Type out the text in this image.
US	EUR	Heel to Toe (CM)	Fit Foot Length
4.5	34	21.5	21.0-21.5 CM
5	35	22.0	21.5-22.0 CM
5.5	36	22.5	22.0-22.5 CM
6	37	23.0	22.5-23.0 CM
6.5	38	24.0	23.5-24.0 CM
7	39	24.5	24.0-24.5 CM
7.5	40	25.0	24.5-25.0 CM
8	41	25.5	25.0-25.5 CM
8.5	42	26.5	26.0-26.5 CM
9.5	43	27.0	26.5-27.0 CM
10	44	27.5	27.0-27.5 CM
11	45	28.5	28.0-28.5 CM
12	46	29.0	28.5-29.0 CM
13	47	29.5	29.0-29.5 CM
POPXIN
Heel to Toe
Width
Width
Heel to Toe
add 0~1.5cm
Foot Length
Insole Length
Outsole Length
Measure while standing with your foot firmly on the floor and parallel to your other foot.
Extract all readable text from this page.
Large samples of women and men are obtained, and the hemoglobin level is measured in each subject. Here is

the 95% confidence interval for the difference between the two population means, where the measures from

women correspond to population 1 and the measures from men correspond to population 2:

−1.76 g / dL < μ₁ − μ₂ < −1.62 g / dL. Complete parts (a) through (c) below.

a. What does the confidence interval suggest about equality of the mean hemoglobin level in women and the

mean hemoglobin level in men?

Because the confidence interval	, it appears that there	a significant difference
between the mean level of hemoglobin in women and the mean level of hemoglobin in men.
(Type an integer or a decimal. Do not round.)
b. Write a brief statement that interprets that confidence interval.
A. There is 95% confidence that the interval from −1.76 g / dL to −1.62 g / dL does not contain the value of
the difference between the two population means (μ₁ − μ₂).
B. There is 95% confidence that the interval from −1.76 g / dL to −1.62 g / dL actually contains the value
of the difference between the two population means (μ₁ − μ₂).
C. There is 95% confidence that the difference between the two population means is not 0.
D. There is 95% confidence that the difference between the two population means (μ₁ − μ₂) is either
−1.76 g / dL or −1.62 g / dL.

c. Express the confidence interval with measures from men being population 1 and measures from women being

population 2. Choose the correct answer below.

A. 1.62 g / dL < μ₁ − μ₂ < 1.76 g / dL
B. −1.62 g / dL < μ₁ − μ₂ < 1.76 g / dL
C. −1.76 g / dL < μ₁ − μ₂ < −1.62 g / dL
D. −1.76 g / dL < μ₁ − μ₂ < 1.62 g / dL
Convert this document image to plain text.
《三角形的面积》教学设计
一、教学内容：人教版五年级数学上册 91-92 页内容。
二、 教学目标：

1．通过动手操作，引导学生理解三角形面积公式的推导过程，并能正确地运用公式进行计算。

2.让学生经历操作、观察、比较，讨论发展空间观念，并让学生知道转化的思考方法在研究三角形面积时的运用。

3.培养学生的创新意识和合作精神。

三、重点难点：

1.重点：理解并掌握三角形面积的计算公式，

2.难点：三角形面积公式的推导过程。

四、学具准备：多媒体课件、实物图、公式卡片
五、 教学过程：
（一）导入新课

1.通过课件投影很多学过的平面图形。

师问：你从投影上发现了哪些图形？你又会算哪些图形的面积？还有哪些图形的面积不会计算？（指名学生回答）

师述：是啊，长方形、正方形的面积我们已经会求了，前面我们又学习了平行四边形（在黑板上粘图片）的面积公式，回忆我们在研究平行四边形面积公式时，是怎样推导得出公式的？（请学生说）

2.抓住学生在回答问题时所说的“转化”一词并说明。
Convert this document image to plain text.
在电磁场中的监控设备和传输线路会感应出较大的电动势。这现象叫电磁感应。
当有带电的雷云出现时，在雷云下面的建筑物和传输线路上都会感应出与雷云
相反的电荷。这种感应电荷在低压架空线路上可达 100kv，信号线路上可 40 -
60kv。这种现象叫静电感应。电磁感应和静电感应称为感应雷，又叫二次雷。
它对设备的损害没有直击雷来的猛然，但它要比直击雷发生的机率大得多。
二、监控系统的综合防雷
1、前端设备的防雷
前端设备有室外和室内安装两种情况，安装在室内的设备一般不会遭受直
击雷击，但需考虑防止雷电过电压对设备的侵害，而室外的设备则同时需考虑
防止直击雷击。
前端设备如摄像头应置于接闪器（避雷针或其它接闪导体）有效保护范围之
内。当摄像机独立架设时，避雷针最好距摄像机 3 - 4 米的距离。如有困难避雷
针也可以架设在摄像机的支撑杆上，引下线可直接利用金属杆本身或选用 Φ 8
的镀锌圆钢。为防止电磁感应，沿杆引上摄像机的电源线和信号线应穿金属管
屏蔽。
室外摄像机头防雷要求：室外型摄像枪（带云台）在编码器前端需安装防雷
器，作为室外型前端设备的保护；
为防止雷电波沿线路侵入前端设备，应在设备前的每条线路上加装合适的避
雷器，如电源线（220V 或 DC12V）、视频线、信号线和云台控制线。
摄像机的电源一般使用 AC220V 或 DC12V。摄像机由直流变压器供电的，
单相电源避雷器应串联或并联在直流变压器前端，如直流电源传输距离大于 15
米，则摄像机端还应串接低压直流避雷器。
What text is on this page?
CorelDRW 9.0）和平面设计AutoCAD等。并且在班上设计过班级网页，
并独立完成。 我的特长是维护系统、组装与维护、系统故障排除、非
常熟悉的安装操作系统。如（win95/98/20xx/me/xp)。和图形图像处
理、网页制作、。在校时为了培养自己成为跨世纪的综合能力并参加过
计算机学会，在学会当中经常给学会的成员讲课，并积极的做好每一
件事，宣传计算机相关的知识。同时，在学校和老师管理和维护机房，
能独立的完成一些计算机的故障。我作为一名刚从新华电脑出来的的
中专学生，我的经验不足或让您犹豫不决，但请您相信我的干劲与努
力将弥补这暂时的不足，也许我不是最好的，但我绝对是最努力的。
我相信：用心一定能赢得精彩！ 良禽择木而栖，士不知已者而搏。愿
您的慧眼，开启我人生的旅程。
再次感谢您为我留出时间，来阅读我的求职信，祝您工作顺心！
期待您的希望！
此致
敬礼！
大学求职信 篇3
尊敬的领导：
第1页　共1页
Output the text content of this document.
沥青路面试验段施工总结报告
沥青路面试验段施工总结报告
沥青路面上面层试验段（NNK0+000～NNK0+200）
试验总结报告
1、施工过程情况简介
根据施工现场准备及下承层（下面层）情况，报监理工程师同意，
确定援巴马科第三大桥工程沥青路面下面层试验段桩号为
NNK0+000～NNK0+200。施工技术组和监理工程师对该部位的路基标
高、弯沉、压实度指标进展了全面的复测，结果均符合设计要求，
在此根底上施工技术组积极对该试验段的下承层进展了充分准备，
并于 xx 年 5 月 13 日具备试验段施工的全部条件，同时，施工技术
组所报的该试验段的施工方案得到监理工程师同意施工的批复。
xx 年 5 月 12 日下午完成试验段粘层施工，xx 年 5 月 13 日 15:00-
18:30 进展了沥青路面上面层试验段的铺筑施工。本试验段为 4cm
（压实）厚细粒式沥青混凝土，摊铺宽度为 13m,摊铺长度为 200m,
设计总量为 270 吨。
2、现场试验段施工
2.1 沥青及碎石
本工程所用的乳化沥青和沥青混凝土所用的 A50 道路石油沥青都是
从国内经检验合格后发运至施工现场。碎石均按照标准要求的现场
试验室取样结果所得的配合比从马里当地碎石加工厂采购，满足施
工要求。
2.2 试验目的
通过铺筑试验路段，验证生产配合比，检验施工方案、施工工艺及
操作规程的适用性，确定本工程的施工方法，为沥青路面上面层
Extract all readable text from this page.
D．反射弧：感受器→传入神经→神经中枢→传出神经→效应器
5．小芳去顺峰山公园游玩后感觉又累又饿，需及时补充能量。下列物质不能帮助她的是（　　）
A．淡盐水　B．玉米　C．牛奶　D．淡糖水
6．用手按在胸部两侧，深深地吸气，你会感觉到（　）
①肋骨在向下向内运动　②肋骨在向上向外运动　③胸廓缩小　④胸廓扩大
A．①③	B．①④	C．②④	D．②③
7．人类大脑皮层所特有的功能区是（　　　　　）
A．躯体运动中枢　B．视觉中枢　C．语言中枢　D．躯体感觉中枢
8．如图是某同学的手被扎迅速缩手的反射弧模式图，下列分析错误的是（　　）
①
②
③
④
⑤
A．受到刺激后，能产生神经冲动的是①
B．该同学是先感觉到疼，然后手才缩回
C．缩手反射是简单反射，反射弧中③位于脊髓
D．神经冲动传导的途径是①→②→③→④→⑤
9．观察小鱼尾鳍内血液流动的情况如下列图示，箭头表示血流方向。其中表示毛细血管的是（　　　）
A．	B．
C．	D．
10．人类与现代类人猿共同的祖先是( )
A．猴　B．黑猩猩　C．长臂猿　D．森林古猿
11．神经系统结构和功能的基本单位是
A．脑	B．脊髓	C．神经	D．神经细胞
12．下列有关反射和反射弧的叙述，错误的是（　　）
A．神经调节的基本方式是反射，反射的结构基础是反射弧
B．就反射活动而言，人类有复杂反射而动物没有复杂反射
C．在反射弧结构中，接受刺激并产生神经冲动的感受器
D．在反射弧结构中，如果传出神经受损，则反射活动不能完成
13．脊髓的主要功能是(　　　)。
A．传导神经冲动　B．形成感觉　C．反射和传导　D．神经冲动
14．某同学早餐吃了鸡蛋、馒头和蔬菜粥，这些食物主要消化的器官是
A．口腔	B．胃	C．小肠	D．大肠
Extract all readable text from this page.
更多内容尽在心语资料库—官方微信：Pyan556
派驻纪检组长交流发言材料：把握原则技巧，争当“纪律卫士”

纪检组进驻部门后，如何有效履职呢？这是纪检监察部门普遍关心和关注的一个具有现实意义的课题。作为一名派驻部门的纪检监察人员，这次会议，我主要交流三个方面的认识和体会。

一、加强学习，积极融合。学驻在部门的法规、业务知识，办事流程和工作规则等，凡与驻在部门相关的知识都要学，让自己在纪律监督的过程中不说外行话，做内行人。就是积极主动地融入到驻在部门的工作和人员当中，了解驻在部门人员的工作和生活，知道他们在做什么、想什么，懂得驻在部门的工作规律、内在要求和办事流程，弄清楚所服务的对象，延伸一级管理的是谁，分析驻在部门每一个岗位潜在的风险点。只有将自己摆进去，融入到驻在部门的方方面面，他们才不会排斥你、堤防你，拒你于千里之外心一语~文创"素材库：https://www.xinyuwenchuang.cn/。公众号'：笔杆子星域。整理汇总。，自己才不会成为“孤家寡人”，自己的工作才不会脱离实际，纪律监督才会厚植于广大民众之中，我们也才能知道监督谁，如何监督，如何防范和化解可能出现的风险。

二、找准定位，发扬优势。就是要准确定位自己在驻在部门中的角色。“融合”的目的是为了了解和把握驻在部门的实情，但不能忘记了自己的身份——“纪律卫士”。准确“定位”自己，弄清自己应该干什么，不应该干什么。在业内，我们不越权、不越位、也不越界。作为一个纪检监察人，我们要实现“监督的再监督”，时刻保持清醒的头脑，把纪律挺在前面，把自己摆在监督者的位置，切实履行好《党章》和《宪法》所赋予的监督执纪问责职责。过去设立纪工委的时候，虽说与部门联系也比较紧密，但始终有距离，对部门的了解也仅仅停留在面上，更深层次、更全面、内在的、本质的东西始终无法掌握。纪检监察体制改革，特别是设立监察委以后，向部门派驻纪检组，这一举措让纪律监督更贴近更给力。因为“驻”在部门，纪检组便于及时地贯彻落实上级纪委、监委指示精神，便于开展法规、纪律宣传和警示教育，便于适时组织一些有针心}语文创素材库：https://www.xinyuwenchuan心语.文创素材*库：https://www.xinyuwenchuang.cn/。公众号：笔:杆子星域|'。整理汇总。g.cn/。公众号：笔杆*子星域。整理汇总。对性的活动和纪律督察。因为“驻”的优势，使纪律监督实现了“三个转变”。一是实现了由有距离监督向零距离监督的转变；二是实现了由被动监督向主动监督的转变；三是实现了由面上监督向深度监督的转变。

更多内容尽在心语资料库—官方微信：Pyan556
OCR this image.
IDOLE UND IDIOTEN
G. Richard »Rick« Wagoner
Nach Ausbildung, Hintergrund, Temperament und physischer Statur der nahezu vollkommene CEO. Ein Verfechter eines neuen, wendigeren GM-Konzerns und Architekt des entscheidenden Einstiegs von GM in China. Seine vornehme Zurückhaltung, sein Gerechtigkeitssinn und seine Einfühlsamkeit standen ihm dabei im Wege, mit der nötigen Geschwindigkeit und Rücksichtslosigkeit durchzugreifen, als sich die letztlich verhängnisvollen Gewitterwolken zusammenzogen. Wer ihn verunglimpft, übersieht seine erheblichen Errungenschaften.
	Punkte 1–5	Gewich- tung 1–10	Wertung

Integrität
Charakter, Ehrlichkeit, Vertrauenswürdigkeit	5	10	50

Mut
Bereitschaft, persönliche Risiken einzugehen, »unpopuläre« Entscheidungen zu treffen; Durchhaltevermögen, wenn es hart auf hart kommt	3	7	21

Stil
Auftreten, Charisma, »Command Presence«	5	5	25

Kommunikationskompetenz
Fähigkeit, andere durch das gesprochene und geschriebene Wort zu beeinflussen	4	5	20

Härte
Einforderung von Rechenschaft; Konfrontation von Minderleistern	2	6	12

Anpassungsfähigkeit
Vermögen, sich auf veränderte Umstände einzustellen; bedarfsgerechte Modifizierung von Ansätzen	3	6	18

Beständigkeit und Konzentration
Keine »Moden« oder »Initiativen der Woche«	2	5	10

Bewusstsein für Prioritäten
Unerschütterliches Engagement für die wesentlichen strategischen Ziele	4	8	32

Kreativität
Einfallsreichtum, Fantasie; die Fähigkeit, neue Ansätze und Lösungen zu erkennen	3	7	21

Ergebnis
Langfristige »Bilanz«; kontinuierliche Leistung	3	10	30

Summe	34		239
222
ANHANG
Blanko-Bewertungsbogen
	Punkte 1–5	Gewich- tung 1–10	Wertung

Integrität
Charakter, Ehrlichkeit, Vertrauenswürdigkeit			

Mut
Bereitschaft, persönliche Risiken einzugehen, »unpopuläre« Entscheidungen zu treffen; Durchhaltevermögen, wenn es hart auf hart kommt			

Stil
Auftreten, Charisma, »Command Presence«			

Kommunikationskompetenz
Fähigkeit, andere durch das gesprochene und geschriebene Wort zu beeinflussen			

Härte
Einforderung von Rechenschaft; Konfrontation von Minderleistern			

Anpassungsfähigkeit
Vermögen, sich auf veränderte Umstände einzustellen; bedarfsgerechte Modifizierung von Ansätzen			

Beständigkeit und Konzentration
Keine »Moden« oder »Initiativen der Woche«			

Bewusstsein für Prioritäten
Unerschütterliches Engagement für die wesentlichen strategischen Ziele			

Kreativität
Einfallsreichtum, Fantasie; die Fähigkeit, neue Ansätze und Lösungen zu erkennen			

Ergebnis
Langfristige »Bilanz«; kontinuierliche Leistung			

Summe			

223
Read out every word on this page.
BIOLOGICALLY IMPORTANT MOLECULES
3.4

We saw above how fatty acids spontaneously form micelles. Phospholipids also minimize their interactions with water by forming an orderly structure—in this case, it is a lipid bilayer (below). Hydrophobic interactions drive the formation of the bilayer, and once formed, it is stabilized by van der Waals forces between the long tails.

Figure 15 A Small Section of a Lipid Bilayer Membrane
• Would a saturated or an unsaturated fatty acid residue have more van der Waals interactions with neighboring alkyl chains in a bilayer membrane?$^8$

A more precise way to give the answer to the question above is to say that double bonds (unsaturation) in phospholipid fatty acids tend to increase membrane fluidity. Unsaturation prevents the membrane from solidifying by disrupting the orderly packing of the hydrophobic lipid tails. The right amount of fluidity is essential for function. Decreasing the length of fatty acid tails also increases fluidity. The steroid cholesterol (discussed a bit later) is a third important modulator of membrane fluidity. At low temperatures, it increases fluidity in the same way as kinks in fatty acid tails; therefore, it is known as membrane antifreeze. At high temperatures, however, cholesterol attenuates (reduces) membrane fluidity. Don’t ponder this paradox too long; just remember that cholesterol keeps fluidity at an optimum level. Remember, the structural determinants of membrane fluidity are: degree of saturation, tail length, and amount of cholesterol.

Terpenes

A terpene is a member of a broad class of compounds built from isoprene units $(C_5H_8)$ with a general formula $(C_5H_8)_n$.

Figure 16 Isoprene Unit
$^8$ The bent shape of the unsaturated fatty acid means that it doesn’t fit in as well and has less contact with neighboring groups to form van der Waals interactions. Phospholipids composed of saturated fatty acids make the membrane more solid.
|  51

# Exercise
Pull out and copy each line containing the string "Moden".

# Task result
Keine »Moden« oder »Initiativen der Woche«	2	5	10
Keine »Moden« oder »Initiativen der Woche«			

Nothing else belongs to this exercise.